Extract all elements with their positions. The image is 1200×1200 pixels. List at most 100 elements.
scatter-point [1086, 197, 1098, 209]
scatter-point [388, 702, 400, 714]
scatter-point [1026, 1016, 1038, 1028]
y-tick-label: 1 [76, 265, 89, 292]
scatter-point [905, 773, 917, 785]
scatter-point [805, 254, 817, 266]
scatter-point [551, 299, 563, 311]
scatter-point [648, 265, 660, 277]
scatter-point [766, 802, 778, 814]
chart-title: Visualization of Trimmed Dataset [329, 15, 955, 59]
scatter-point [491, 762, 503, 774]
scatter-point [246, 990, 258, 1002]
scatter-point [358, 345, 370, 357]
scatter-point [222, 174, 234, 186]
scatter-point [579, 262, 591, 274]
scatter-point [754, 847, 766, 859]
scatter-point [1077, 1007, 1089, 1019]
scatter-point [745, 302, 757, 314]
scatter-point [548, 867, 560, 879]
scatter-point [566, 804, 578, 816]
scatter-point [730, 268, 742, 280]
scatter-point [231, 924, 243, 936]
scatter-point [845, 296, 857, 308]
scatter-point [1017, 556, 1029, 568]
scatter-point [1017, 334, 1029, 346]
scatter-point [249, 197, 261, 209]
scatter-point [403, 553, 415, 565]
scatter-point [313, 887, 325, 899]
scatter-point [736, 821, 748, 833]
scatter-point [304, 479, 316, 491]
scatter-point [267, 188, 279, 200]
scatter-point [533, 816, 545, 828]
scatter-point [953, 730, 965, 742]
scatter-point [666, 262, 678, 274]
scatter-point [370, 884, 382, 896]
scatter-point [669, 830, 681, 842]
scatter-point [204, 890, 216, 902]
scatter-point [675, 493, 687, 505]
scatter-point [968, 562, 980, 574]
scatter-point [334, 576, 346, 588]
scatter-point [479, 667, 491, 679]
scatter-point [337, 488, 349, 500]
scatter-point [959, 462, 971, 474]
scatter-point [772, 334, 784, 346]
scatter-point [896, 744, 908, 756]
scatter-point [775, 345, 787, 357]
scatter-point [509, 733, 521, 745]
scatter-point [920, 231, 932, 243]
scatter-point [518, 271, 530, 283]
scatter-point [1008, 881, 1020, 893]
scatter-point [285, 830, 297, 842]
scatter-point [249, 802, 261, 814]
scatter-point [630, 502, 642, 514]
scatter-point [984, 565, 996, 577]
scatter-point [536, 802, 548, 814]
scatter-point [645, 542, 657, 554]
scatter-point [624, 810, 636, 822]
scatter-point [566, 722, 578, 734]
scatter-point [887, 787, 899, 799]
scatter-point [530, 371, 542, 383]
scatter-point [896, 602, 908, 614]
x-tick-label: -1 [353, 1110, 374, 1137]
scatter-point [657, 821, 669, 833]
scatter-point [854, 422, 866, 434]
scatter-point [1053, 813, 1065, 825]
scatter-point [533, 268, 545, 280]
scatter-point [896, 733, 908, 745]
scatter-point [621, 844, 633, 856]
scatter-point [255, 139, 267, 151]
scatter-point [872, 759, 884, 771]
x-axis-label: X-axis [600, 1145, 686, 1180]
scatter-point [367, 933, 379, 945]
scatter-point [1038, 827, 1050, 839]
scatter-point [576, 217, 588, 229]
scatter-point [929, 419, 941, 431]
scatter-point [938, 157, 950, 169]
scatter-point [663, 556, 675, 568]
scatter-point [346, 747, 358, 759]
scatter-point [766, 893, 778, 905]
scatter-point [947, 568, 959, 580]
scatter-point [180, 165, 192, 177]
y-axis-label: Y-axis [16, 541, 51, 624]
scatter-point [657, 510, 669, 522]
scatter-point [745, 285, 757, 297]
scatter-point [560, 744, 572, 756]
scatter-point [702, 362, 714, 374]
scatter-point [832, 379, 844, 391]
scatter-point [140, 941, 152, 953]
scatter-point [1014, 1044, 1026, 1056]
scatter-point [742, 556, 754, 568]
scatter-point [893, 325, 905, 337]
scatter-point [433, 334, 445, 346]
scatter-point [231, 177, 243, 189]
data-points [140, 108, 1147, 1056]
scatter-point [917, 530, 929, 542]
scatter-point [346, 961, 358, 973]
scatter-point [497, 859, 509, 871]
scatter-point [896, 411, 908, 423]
* * *
◆ **Short task**
Rename "scatter-point" to "plot-marker" throughout the records, and write them out again with nothing else altered.

◆ **Response to this exercise**
Extract all elements with their positions. The image is 1200×1200 pixels. List at most 100 elements.
plot-marker [1086, 197, 1098, 209]
plot-marker [388, 702, 400, 714]
plot-marker [1026, 1016, 1038, 1028]
y-tick-label: 1 [76, 265, 89, 292]
plot-marker [905, 773, 917, 785]
plot-marker [805, 254, 817, 266]
plot-marker [551, 299, 563, 311]
plot-marker [648, 265, 660, 277]
plot-marker [766, 802, 778, 814]
chart-title: Visualization of Trimmed Dataset [329, 15, 955, 59]
plot-marker [491, 762, 503, 774]
plot-marker [246, 990, 258, 1002]
plot-marker [358, 345, 370, 357]
plot-marker [222, 174, 234, 186]
plot-marker [579, 262, 591, 274]
plot-marker [754, 847, 766, 859]
plot-marker [1077, 1007, 1089, 1019]
plot-marker [745, 302, 757, 314]
plot-marker [548, 867, 560, 879]
plot-marker [566, 804, 578, 816]
plot-marker [730, 268, 742, 280]
plot-marker [231, 924, 243, 936]
plot-marker [845, 296, 857, 308]
plot-marker [1017, 556, 1029, 568]
plot-marker [1017, 334, 1029, 346]
plot-marker [249, 197, 261, 209]
plot-marker [403, 553, 415, 565]
plot-marker [313, 887, 325, 899]
plot-marker [736, 821, 748, 833]
plot-marker [304, 479, 316, 491]
plot-marker [267, 188, 279, 200]
plot-marker [533, 816, 545, 828]
plot-marker [953, 730, 965, 742]
plot-marker [666, 262, 678, 274]
plot-marker [370, 884, 382, 896]
plot-marker [669, 830, 681, 842]
plot-marker [204, 890, 216, 902]
plot-marker [675, 493, 687, 505]
plot-marker [968, 562, 980, 574]
plot-marker [334, 576, 346, 588]
plot-marker [479, 667, 491, 679]
plot-marker [337, 488, 349, 500]
plot-marker [959, 462, 971, 474]
plot-marker [772, 334, 784, 346]
plot-marker [896, 744, 908, 756]
plot-marker [775, 345, 787, 357]
plot-marker [509, 733, 521, 745]
plot-marker [920, 231, 932, 243]
plot-marker [518, 271, 530, 283]
plot-marker [1008, 881, 1020, 893]
plot-marker [285, 830, 297, 842]
plot-marker [249, 802, 261, 814]
plot-marker [630, 502, 642, 514]
plot-marker [984, 565, 996, 577]
plot-marker [536, 802, 548, 814]
plot-marker [645, 542, 657, 554]
plot-marker [624, 810, 636, 822]
plot-marker [566, 722, 578, 734]
plot-marker [887, 787, 899, 799]
plot-marker [530, 371, 542, 383]
plot-marker [896, 602, 908, 614]
x-tick-label: -1 [353, 1110, 374, 1137]
plot-marker [657, 821, 669, 833]
plot-marker [854, 422, 866, 434]
plot-marker [1053, 813, 1065, 825]
plot-marker [533, 268, 545, 280]
plot-marker [896, 733, 908, 745]
plot-marker [621, 844, 633, 856]
plot-marker [255, 139, 267, 151]
plot-marker [872, 759, 884, 771]
x-axis-label: X-axis [600, 1145, 686, 1180]
plot-marker [367, 933, 379, 945]
plot-marker [1038, 827, 1050, 839]
plot-marker [576, 217, 588, 229]
plot-marker [929, 419, 941, 431]
plot-marker [938, 157, 950, 169]
plot-marker [663, 556, 675, 568]
plot-marker [346, 747, 358, 759]
plot-marker [766, 893, 778, 905]
plot-marker [947, 568, 959, 580]
plot-marker [180, 165, 192, 177]
y-axis-label: Y-axis [16, 541, 51, 624]
plot-marker [657, 510, 669, 522]
plot-marker [745, 285, 757, 297]
plot-marker [560, 744, 572, 756]
plot-marker [702, 362, 714, 374]
plot-marker [832, 379, 844, 391]
plot-marker [140, 941, 152, 953]
plot-marker [1014, 1044, 1026, 1056]
plot-marker [742, 556, 754, 568]
plot-marker [893, 325, 905, 337]
plot-marker [433, 334, 445, 346]
plot-marker [231, 177, 243, 189]
data-points [140, 108, 1147, 1056]
plot-marker [917, 530, 929, 542]
plot-marker [346, 961, 358, 973]
plot-marker [497, 859, 509, 871]
plot-marker [896, 411, 908, 423]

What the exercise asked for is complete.